Below are some entries; can you quote all of them exactly?

=== Material for the task ===

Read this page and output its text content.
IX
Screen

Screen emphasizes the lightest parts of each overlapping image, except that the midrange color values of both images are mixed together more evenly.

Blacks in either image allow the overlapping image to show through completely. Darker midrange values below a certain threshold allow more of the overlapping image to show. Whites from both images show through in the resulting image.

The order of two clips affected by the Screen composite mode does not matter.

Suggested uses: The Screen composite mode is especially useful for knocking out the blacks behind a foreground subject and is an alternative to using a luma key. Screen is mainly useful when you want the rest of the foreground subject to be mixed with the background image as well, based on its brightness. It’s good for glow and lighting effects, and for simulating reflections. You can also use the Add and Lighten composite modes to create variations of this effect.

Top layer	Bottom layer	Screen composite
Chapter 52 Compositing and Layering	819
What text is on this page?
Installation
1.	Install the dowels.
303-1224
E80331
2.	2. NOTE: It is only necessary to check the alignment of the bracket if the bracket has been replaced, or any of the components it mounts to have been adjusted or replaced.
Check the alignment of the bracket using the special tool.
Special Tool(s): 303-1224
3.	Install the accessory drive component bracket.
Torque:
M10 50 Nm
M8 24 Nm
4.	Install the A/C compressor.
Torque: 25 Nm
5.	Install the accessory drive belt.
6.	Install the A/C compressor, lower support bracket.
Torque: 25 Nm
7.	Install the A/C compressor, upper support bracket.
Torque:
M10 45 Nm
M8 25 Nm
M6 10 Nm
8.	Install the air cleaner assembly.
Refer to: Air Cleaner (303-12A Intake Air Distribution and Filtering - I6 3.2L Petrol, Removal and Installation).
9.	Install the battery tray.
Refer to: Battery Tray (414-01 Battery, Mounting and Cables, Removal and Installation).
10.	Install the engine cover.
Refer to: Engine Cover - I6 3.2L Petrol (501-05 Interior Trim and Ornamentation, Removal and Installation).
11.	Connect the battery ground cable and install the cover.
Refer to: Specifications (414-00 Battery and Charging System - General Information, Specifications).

===

• [Written answer]
Read this page and output its text content.
IX
Screen

Screen emphasizes the lightest parts of each overlapping image, except that the midrange color values of both images are mixed together more evenly.

Blacks in either image allow the overlapping image to show through completely. Darker midrange values below a certain threshold allow more of the overlapping image to show. Whites from both images show through in the resulting image.

The order of two clips affected by the Screen composite mode does not matter.

Suggested uses: The Screen composite mode is especially useful for knocking out the blacks behind a foreground subject and is an alternative to using a luma key. Screen is mainly useful when you want the rest of the foreground subject to be mixed with the background image as well, based on its brightness. It’s good for glow and lighting effects, and for simulating reflections. You can also use the Add and Lighten composite modes to create variations of this effect.

Top layer	Bottom layer	Screen composite
Chapter 52 Compositing and Layering	819
What text is on this page?
Installation
1.	Install the dowels.
303-1224
E80331
2.	2. NOTE: It is only necessary to check the alignment of the bracket if the bracket has been replaced, or any of the components it mounts to have been adjusted or replaced.
Check the alignment of the bracket using the special tool.
Special Tool(s): 303-1224
3.	Install the accessory drive component bracket.
Torque:
M10 50 Nm
M8 24 Nm
4.	Install the A/C compressor.
Torque: 25 Nm
5.	Install the accessory drive belt.
6.	Install the A/C compressor, lower support bracket.
Torque: 25 Nm
7.	Install the A/C compressor, upper support bracket.
Torque:
M10 45 Nm
M8 25 Nm
M6 10 Nm
8.	Install the air cleaner assembly.
Refer to: Air Cleaner (303-12A Intake Air Distribution and Filtering - I6 3.2L Petrol, Removal and Installation).
9.	Install the battery tray.
Refer to: Battery Tray (414-01 Battery, Mounting and Cables, Removal and Installation).
10.	Install the engine cover.
Refer to: Engine Cover - I6 3.2L Petrol (501-05 Interior Trim and Ornamentation, Removal and Installation).
11.	Connect the battery ground cable and install the cover.
Refer to: Specifications (414-00 Battery and Charging System - General Information, Specifications).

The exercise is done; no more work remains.